**EXERCISE DETAILS:**
Your task is to extract every entry that follows word for word while excluding the pictures.

Chart and figure data
··········

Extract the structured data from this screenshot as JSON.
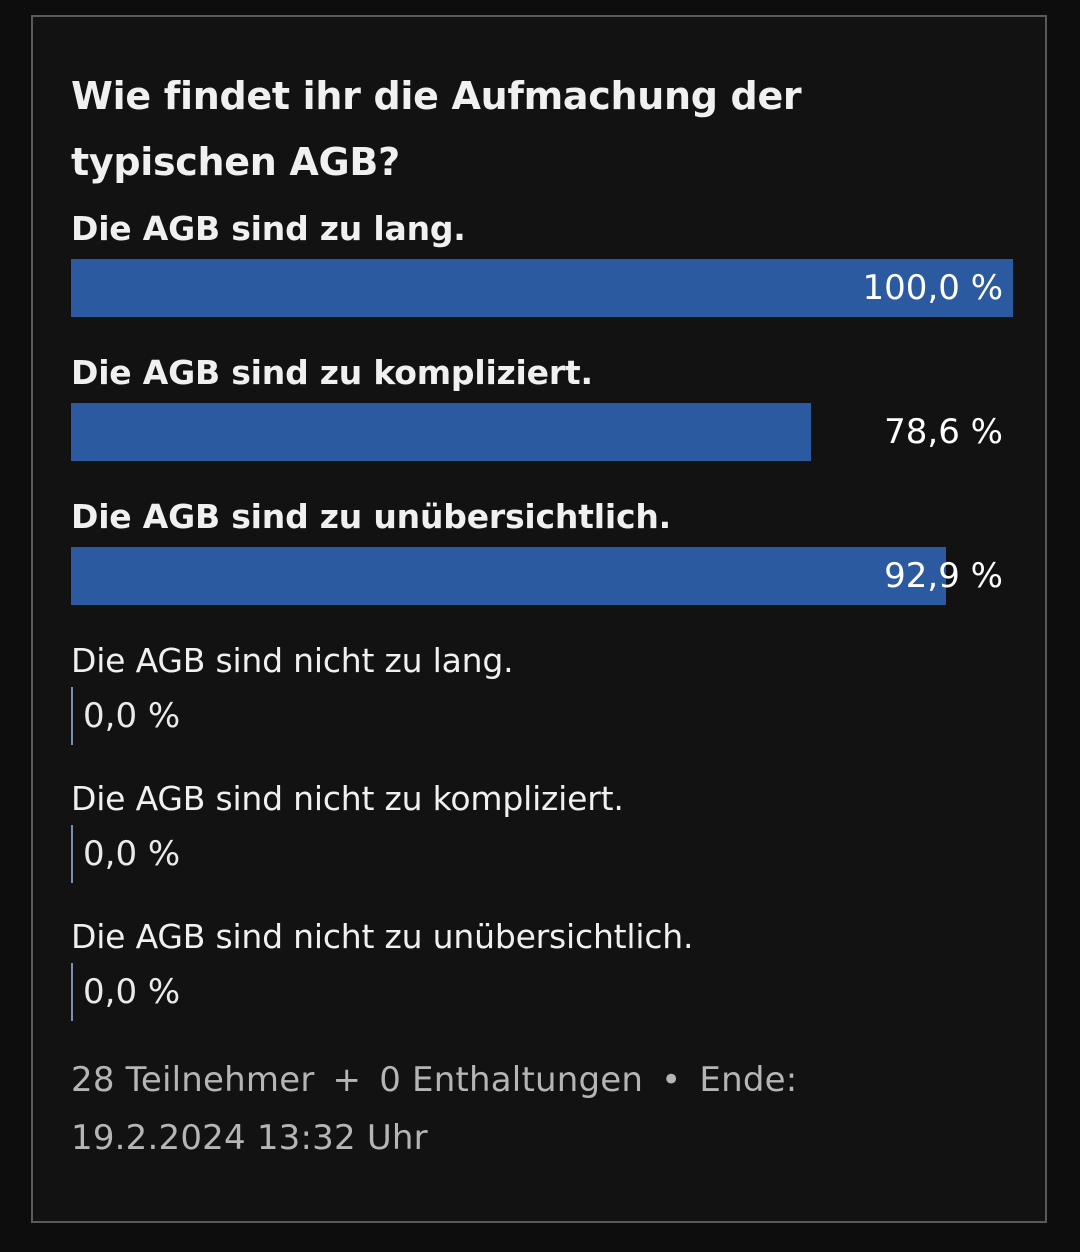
{
  "poll": {
    "title": "Wie findet ihr die Aufmachung der typischen AGB?",
    "options": [
      {
        "label": "Die AGB sind zu lang.",
        "percent": 100.0,
        "value_label": "100,0 %",
        "selected": true
      },
      {
        "label": "Die AGB sind zu kompliziert.",
        "percent": 78.6,
        "value_label": "78,6 %",
        "selected": true
      },
      {
        "label": "Die AGB sind zu unübersichtlich.",
        "percent": 92.9,
        "value_label": "92,9 %",
        "selected": true
      },
      {
        "label": "Die AGB sind nicht zu lang.",
        "percent": 0.0,
        "value_label": "0,0 %",
        "selected": false
      },
      {
        "label": "Die AGB sind nicht zu kompliziert.",
        "percent": 0.0,
        "value_label": "0,0 %",
        "selected": false
      },
      {
        "label": "Die AGB sind nicht zu unübersichtlich.",
        "percent": 0.0,
        "value_label": "0,0 %",
        "selected": false
      }
    ],
    "footer": {
      "participants": "28 Teilnehmer",
      "plus_sep": "+",
      "abstentions": "0 Enthaltungen",
      "dot_sep": "•",
      "end_label": "Ende:",
      "end_datetime": "19.2.2024 13:32 Uhr"
    }
  },
  "colors": {
    "bar": "#2c5aa0",
    "background": "#121212",
    "border": "#5a5a5a"
  }
}
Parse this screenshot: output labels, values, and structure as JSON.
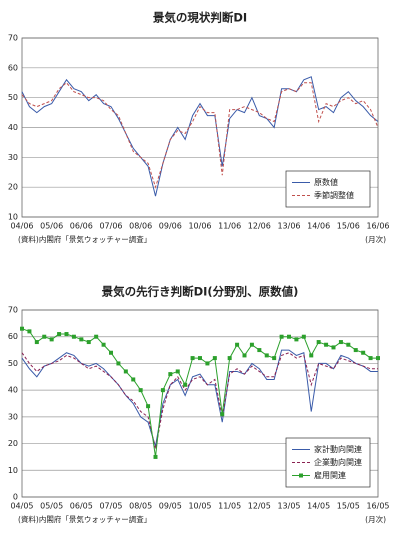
{
  "chart_data": [
    {
      "type": "line",
      "title": "景気の現状判断DI",
      "categories": [
        "04/06",
        null,
        null,
        null,
        "05/06",
        null,
        null,
        null,
        "06/06",
        null,
        null,
        null,
        "07/06",
        null,
        null,
        null,
        "08/06",
        null,
        null,
        null,
        "09/06",
        null,
        null,
        null,
        "10/06",
        null,
        null,
        null,
        "11/06",
        null,
        null,
        null,
        "12/06",
        null,
        null,
        null,
        "13/06",
        null,
        null,
        null,
        "14/06",
        null,
        null,
        null,
        "15/06",
        null,
        null,
        null,
        "16/06"
      ],
      "series": [
        {
          "name": "原数値",
          "color": "#3a5ba9",
          "style": "solid",
          "values": [
            52,
            47,
            45,
            47,
            48,
            52,
            56,
            53,
            52,
            49,
            51,
            48,
            47,
            43,
            38,
            33,
            30,
            27,
            17,
            28,
            36,
            40,
            36,
            44,
            48,
            44,
            44,
            27,
            43,
            46,
            45,
            50,
            44,
            43,
            40,
            53,
            53,
            52,
            56,
            57,
            46,
            47,
            45,
            50,
            52,
            49,
            47,
            44,
            42
          ]
        },
        {
          "name": "季節調整値",
          "color": "#c0504d",
          "style": "dashed",
          "values": [
            51,
            48,
            47,
            48,
            49,
            53,
            55,
            52,
            51,
            50,
            50,
            49,
            46,
            44,
            38,
            32,
            30,
            28,
            20,
            28,
            36,
            39,
            38,
            42,
            47,
            45,
            45,
            24,
            46,
            46,
            47,
            46,
            45,
            43,
            42,
            52,
            53,
            52,
            55,
            55,
            42,
            48,
            47,
            49,
            50,
            48,
            49,
            46,
            40
          ]
        }
      ],
      "ylim": [
        10,
        70
      ],
      "yticks": [
        10,
        20,
        30,
        40,
        50,
        60,
        70
      ],
      "grid": true,
      "legend": "lower right",
      "source": "(資料)内閣府「景気ウォッチャー調査」",
      "unit_note": "(月次)"
    },
    {
      "type": "line",
      "title": "景気の先行き判断DI(分野別、原数値)",
      "categories": [
        "04/05",
        null,
        null,
        null,
        "05/05",
        null,
        null,
        null,
        "06/05",
        null,
        null,
        null,
        "07/05",
        null,
        null,
        null,
        "08/05",
        null,
        null,
        null,
        "09/05",
        null,
        null,
        null,
        "10/05",
        null,
        null,
        null,
        "11/05",
        null,
        null,
        null,
        "12/05",
        null,
        null,
        null,
        "13/05",
        null,
        null,
        null,
        "14/05",
        null,
        null,
        null,
        "15/05",
        null,
        null,
        null,
        "16/05"
      ],
      "series": [
        {
          "name": "家計動向関連",
          "color": "#3a5ba9",
          "style": "solid",
          "values": [
            52,
            48,
            45,
            49,
            50,
            52,
            54,
            53,
            50,
            49,
            50,
            48,
            45,
            42,
            38,
            35,
            30,
            28,
            19,
            35,
            42,
            44,
            38,
            45,
            46,
            42,
            42,
            28,
            47,
            47,
            46,
            50,
            48,
            44,
            44,
            55,
            55,
            53,
            54,
            32,
            50,
            50,
            48,
            53,
            52,
            50,
            49,
            47,
            47
          ]
        },
        {
          "name": "企業動向関連",
          "color": "#8b2252",
          "style": "dashed",
          "values": [
            54,
            50,
            47,
            49,
            50,
            51,
            53,
            52,
            50,
            48,
            49,
            47,
            45,
            42,
            38,
            36,
            32,
            30,
            18,
            33,
            42,
            45,
            40,
            44,
            45,
            42,
            44,
            30,
            46,
            48,
            46,
            49,
            47,
            45,
            45,
            53,
            54,
            52,
            53,
            42,
            50,
            49,
            48,
            52,
            51,
            50,
            49,
            48,
            48
          ]
        },
        {
          "name": "雇用関連",
          "color": "#2ca02c",
          "style": "solid",
          "marker": "square",
          "values": [
            63,
            62,
            58,
            60,
            59,
            61,
            61,
            60,
            59,
            58,
            60,
            57,
            54,
            50,
            47,
            44,
            40,
            34,
            15,
            40,
            46,
            47,
            42,
            52,
            52,
            50,
            52,
            31,
            52,
            57,
            53,
            57,
            55,
            53,
            52,
            60,
            60,
            59,
            60,
            53,
            58,
            57,
            56,
            58,
            57,
            55,
            54,
            52,
            52
          ]
        }
      ],
      "ylim": [
        0,
        70
      ],
      "yticks": [
        0,
        10,
        20,
        30,
        40,
        50,
        60,
        70
      ],
      "grid": true,
      "legend": "lower right",
      "source": "(資料)内閣府「景気ウォッチャー調査」",
      "unit_note": "(月次)"
    }
  ]
}
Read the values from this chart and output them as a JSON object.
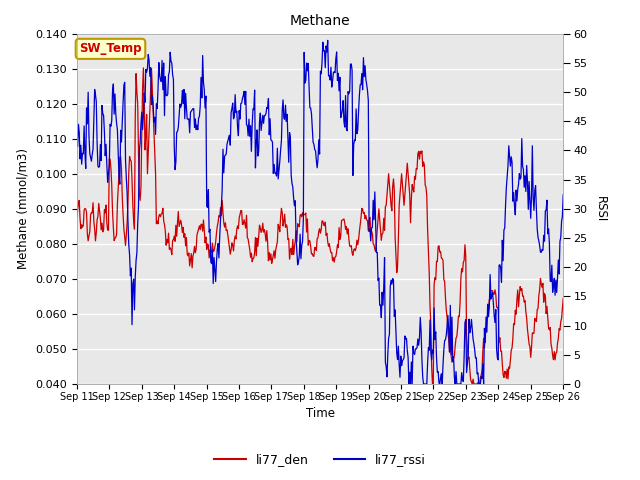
{
  "title": "Methane",
  "ylabel_left": "Methane (mmol/m3)",
  "ylabel_right": "RSSI",
  "xlabel": "Time",
  "ylim_left": [
    0.04,
    0.14
  ],
  "ylim_right": [
    0,
    60
  ],
  "yticks_left": [
    0.04,
    0.05,
    0.06,
    0.07,
    0.08,
    0.09,
    0.1,
    0.11,
    0.12,
    0.13,
    0.14
  ],
  "yticks_right": [
    0,
    5,
    10,
    15,
    20,
    25,
    30,
    35,
    40,
    45,
    50,
    55,
    60
  ],
  "xtick_labels": [
    "Sep 11",
    "Sep 12",
    "Sep 13",
    "Sep 14",
    "Sep 15",
    "Sep 16",
    "Sep 17",
    "Sep 18",
    "Sep 19",
    "Sep 20",
    "Sep 21",
    "Sep 22",
    "Sep 23",
    "Sep 24",
    "Sep 25",
    "Sep 26"
  ],
  "bg_color": "#e8e8e8",
  "grid_color": "#ffffff",
  "line_color_red": "#cc0000",
  "line_color_blue": "#0000cc",
  "legend_label_red": "li77_den",
  "legend_label_blue": "li77_rssi",
  "sw_temp_label": "SW_Temp",
  "sw_temp_bg": "#ffffcc",
  "sw_temp_border": "#bb9900",
  "sw_temp_text_color": "#cc0000",
  "fig_width": 6.4,
  "fig_height": 4.8,
  "dpi": 100
}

··········

**TASK RESULT:**
Extract the structured data from this screenshot as JSON.
{
  "poll": {
    "title": "Wie findet ihr die Aufmachung der typischen AGB?",
    "options": [
      {
        "label": "Die AGB sind zu lang.",
        "percent": 100.0,
        "value_label": "100,0 %",
        "selected": true
      },
      {
        "label": "Die AGB sind zu kompliziert.",
        "percent": 78.6,
        "value_label": "78,6 %",
        "selected": true
      },
      {
        "label": "Die AGB sind zu unübersichtlich.",
        "percent": 92.9,
        "value_label": "92,9 %",
        "selected": true
      },
      {
        "label": "Die AGB sind nicht zu lang.",
        "percent": 0.0,
        "value_label": "0,0 %",
        "selected": false
      },
      {
        "label": "Die AGB sind nicht zu kompliziert.",
        "percent": 0.0,
        "value_label": "0,0 %",
        "selected": false
      },
      {
        "label": "Die AGB sind nicht zu unübersichtlich.",
        "percent": 0.0,
        "value_label": "0,0 %",
        "selected": false
      }
    ],
    "footer": {
      "participants": "28 Teilnehmer",
      "plus_sep": "+",
      "abstentions": "0 Enthaltungen",
      "dot_sep": "•",
      "end_label": "Ende:",
      "end_datetime": "19.2.2024 13:32 Uhr"
    }
  },
  "colors": {
    "bar": "#2c5aa0",
    "background": "#121212",
    "border": "#5a5a5a"
  }
}
Parse this screenshot: output labels, values, and structure as JSON.
{
  "chart_data": [
    {
      "type": "line",
      "title": "景気の現状判断DI",
      "categories": [
        "04/06",
        null,
        null,
        null,
        "05/06",
        null,
        null,
        null,
        "06/06",
        null,
        null,
        null,
        "07/06",
        null,
        null,
        null,
        "08/06",
        null,
        null,
        null,
        "09/06",
        null,
        null,
        null,
        "10/06",
        null,
        null,
        null,
        "11/06",
        null,
        null,
        null,
        "12/06",
        null,
        null,
        null,
        "13/06",
        null,
        null,
        null,
        "14/06",
        null,
        null,
        null,
        "15/06",
        null,
        null,
        null,
        "16/06"
      ],
      "series": [
        {
          "name": "原数値",
          "color": "#3a5ba9",
          "style": "solid",
          "values": [
            52,
            47,
            45,
            47,
            48,
            52,
            56,
            53,
            52,
            49,
            51,
            48,
            47,
            43,
            38,
            33,
            30,
            27,
            17,
            28,
            36,
            40,
            36,
            44,
            48,
            44,
            44,
            27,
            43,
            46,
            45,
            50,
            44,
            43,
            40,
            53,
            53,
            52,
            56,
            57,
            46,
            47,
            45,
            50,
            52,
            49,
            47,
            44,
            42
          ]
        },
        {
          "name": "季節調整値",
          "color": "#c0504d",
          "style": "dashed",
          "values": [
            51,
            48,
            47,
            48,
            49,
            53,
            55,
            52,
            51,
            50,
            50,
            49,
            46,
            44,
            38,
            32,
            30,
            28,
            20,
            28,
            36,
            39,
            38,
            42,
            47,
            45,
            45,
            24,
            46,
            46,
            47,
            46,
            45,
            43,
            42,
            52,
            53,
            52,
            55,
            55,
            42,
            48,
            47,
            49,
            50,
            48,
            49,
            46,
            40
          ]
        }
      ],
      "ylim": [
        10,
        70
      ],
      "yticks": [
        10,
        20,
        30,
        40,
        50,
        60,
        70
      ],
      "grid": true,
      "legend": "lower right",
      "source": "(資料)内閣府「景気ウォッチャー調査」",
      "unit_note": "(月次)"
    },
    {
      "type": "line",
      "title": "景気の先行き判断DI(分野別、原数値)",
      "categories": [
        "04/05",
        null,
        null,
        null,
        "05/05",
        null,
        null,
        null,
        "06/05",
        null,
        null,
        null,
        "07/05",
        null,
        null,
        null,
        "08/05",
        null,
        null,
        null,
        "09/05",
        null,
        null,
        null,
        "10/05",
        null,
        null,
        null,
        "11/05",
        null,
        null,
        null,
        "12/05",
        null,
        null,
        null,
        "13/05",
        null,
        null,
        null,
        "14/05",
        null,
        null,
        null,
        "15/05",
        null,
        null,
        null,
        "16/05"
      ],
      "series": [
        {
          "name": "家計動向関連",
          "color": "#3a5ba9",
          "style": "solid",
          "values": [
            52,
            48,
            45,
            49,
            50,
            52,
            54,
            53,
            50,
            49,
            50,
            48,
            45,
            42,
            38,
            35,
            30,
            28,
            19,
            35,
            42,
            44,
            38,
            45,
            46,
            42,
            42,
            28,
            47,
            47,
            46,
            50,
            48,
            44,
            44,
            55,
            55,
            53,
            54,
            32,
            50,
            50,
            48,
            53,
            52,
            50,
            49,
            47,
            47
          ]
        },
        {
          "name": "企業動向関連",
          "color": "#8b2252",
          "style": "dashed",
          "values": [
            54,
            50,
            47,
            49,
            50,
            51,
            53,
            52,
            50,
            48,
            49,
            47,
            45,
            42,
            38,
            36,
            32,
            30,
            18,
            33,
            42,
            45,
            40,
            44,
            45,
            42,
            44,
            30,
            46,
            48,
            46,
            49,
            47,
            45,
            45,
            53,
            54,
            52,
            53,
            42,
            50,
            49,
            48,
            52,
            51,
            50,
            49,
            48,
            48
          ]
        },
        {
          "name": "雇用関連",
          "color": "#2ca02c",
          "style": "solid",
          "marker": "square",
          "values": [
            63,
            62,
            58,
            60,
            59,
            61,
            61,
            60,
            59,
            58,
            60,
            57,
            54,
            50,
            47,
            44,
            40,
            34,
            15,
            40,
            46,
            47,
            42,
            52,
            52,
            50,
            52,
            31,
            52,
            57,
            53,
            57,
            55,
            53,
            52,
            60,
            60,
            59,
            60,
            53,
            58,
            57,
            56,
            58,
            57,
            55,
            54,
            52,
            52
          ]
        }
      ],
      "ylim": [
        0,
        70
      ],
      "yticks": [
        0,
        10,
        20,
        30,
        40,
        50,
        60,
        70
      ],
      "grid": true,
      "legend": "lower right",
      "source": "(資料)内閣府「景気ウォッチャー調査」",
      "unit_note": "(月次)"
    }
  ]
}
Read the values from this chart and output them as a JSON object.
{
  "title": "Methane",
  "ylabel_left": "Methane (mmol/m3)",
  "ylabel_right": "RSSI",
  "xlabel": "Time",
  "ylim_left": [
    0.04,
    0.14
  ],
  "ylim_right": [
    0,
    60
  ],
  "yticks_left": [
    0.04,
    0.05,
    0.06,
    0.07,
    0.08,
    0.09,
    0.1,
    0.11,
    0.12,
    0.13,
    0.14
  ],
  "yticks_right": [
    0,
    5,
    10,
    15,
    20,
    25,
    30,
    35,
    40,
    45,
    50,
    55,
    60
  ],
  "xtick_labels": [
    "Sep 11",
    "Sep 12",
    "Sep 13",
    "Sep 14",
    "Sep 15",
    "Sep 16",
    "Sep 17",
    "Sep 18",
    "Sep 19",
    "Sep 20",
    "Sep 21",
    "Sep 22",
    "Sep 23",
    "Sep 24",
    "Sep 25",
    "Sep 26"
  ],
  "bg_color": "#e8e8e8",
  "grid_color": "#ffffff",
  "line_color_red": "#cc0000",
  "line_color_blue": "#0000cc",
  "legend_label_red": "li77_den",
  "legend_label_blue": "li77_rssi",
  "sw_temp_label": "SW_Temp",
  "sw_temp_bg": "#ffffcc",
  "sw_temp_border": "#bb9900",
  "sw_temp_text_color": "#cc0000",
  "fig_width": 6.4,
  "fig_height": 4.8,
  "dpi": 100
}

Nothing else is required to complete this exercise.